__Stated task__. Locate every line below that contains the word "letter" and copy it.
___
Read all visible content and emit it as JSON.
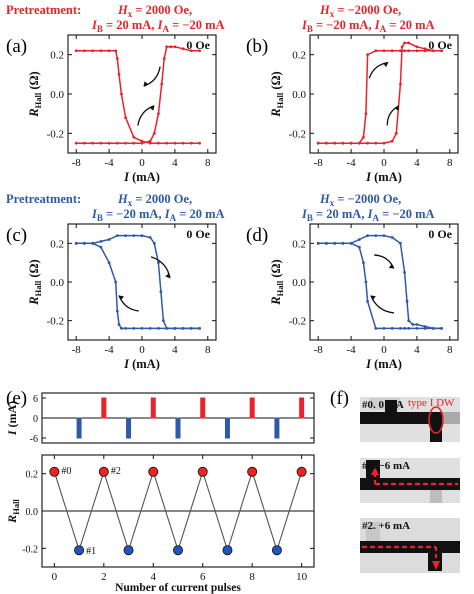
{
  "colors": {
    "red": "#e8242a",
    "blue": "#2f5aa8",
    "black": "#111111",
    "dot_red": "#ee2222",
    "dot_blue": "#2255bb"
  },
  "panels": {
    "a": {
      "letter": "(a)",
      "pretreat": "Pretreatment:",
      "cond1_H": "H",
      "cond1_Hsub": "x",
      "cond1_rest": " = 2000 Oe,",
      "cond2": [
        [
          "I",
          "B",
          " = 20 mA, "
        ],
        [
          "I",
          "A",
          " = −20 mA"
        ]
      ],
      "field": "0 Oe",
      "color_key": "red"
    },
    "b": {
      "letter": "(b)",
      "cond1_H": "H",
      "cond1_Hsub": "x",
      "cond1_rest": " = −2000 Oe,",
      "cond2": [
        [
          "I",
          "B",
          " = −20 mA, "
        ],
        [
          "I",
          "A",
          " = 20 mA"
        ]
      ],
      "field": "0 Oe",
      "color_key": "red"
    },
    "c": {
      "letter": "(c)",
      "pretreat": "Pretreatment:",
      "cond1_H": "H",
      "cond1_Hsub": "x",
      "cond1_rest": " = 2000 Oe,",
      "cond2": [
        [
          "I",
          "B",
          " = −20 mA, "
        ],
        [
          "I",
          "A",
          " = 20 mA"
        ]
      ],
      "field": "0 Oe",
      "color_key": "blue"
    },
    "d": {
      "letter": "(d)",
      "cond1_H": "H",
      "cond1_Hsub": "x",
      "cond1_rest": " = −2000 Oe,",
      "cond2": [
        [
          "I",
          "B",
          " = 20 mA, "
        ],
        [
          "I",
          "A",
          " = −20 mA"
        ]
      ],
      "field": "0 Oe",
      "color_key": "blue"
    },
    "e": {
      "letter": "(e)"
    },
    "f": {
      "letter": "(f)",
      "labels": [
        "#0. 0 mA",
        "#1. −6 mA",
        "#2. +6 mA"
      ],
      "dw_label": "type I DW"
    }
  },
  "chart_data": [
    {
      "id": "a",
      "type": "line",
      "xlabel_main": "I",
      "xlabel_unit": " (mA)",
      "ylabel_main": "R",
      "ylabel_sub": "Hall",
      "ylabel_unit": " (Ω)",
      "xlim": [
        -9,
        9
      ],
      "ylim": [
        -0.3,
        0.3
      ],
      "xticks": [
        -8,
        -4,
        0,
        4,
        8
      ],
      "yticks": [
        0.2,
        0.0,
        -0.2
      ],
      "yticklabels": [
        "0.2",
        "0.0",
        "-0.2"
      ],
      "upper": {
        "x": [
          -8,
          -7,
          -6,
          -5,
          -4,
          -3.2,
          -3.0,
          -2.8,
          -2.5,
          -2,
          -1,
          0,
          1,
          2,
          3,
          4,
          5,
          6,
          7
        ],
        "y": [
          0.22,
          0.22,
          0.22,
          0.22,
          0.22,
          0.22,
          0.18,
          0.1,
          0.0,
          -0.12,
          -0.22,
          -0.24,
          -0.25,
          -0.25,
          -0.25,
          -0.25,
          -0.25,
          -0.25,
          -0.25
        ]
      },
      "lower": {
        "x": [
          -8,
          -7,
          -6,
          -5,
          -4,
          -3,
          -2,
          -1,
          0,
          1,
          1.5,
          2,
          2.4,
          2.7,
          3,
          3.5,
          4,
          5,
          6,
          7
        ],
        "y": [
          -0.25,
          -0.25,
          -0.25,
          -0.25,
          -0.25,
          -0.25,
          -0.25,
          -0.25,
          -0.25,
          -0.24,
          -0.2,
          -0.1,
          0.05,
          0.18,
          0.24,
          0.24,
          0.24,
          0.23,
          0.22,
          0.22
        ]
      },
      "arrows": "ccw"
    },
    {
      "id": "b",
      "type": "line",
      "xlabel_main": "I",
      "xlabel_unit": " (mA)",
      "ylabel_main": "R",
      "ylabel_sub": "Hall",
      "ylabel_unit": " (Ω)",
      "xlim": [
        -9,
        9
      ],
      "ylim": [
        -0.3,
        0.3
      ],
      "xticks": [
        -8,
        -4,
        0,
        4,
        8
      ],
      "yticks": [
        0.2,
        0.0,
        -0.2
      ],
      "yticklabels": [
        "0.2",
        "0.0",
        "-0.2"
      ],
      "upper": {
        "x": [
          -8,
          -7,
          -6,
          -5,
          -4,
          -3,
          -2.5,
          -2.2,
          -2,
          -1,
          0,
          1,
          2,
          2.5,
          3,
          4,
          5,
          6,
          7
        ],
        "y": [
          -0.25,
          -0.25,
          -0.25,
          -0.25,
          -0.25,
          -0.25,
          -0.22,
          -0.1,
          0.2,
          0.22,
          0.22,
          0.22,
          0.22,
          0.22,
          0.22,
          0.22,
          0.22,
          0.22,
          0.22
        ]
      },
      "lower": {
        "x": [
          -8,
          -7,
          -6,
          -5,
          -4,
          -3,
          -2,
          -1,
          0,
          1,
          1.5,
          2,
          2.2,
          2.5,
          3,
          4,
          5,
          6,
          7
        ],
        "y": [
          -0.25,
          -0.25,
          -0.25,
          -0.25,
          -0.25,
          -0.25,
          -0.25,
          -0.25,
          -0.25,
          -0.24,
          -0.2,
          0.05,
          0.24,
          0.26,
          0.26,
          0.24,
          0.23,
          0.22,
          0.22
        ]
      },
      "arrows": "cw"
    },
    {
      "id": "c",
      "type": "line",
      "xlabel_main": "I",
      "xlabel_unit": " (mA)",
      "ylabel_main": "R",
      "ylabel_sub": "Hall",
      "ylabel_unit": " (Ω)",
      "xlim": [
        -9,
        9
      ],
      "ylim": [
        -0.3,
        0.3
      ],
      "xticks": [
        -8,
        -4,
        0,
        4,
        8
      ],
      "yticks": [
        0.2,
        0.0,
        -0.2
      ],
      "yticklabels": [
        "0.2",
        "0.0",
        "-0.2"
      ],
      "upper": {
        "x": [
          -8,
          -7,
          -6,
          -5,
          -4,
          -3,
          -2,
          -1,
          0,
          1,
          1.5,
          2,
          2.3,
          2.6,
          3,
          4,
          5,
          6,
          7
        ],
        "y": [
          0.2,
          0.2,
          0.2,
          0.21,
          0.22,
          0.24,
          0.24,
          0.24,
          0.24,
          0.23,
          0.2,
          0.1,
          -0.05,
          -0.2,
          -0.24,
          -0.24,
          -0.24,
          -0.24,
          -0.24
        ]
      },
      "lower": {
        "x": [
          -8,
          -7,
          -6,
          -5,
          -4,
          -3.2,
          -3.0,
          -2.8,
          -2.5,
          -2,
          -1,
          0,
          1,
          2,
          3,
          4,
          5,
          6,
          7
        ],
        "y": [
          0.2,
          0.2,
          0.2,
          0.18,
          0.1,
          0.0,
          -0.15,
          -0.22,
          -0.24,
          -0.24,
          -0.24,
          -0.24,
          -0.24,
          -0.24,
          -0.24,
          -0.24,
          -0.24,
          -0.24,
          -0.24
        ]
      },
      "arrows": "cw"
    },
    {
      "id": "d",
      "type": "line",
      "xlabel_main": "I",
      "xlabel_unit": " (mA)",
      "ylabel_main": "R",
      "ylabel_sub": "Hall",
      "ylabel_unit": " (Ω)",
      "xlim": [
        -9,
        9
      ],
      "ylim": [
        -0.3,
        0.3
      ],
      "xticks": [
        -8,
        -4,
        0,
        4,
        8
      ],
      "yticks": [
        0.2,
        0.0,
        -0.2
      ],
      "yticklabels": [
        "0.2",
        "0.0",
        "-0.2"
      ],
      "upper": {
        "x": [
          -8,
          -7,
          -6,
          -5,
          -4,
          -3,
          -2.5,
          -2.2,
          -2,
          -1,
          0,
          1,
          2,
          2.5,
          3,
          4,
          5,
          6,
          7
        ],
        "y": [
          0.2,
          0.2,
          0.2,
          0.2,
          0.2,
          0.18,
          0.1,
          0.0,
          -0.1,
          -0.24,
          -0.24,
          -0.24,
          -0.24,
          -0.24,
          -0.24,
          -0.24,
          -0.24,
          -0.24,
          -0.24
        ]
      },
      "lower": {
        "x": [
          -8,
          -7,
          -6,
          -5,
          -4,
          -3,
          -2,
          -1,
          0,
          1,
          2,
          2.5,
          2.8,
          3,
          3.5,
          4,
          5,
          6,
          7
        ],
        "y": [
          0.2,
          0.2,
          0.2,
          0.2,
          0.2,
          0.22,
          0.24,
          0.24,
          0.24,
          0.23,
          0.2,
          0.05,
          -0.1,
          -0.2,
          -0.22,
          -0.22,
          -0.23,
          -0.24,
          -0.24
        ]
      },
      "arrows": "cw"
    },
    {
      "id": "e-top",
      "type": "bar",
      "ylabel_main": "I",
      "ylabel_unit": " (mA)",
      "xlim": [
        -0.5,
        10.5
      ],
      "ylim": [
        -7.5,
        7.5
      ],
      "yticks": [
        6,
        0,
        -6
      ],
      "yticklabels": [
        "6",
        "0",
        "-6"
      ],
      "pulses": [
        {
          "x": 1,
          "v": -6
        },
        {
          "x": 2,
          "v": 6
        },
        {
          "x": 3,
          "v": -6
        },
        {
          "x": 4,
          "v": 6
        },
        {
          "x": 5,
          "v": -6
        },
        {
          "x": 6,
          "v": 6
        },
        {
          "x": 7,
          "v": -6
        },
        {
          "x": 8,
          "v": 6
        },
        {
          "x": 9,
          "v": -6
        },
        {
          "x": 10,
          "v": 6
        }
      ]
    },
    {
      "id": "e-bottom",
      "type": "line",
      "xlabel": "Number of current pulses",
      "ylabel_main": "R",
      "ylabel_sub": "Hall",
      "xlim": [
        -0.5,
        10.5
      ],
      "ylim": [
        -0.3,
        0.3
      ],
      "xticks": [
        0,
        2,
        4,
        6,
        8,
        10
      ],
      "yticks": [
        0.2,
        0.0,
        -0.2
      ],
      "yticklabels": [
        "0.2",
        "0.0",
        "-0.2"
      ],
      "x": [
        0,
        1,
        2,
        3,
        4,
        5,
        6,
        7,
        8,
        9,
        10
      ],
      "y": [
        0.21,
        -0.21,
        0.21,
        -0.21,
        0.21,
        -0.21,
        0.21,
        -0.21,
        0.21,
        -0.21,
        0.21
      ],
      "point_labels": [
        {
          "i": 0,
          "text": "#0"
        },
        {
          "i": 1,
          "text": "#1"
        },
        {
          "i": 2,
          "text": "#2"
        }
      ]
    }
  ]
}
___
__Task result__.
      "letter": "(a)",
      "letter": "(b)",
      "letter": "(c)",
      "letter": "(d)",
      "letter": "(e)"
      "letter": "(f)",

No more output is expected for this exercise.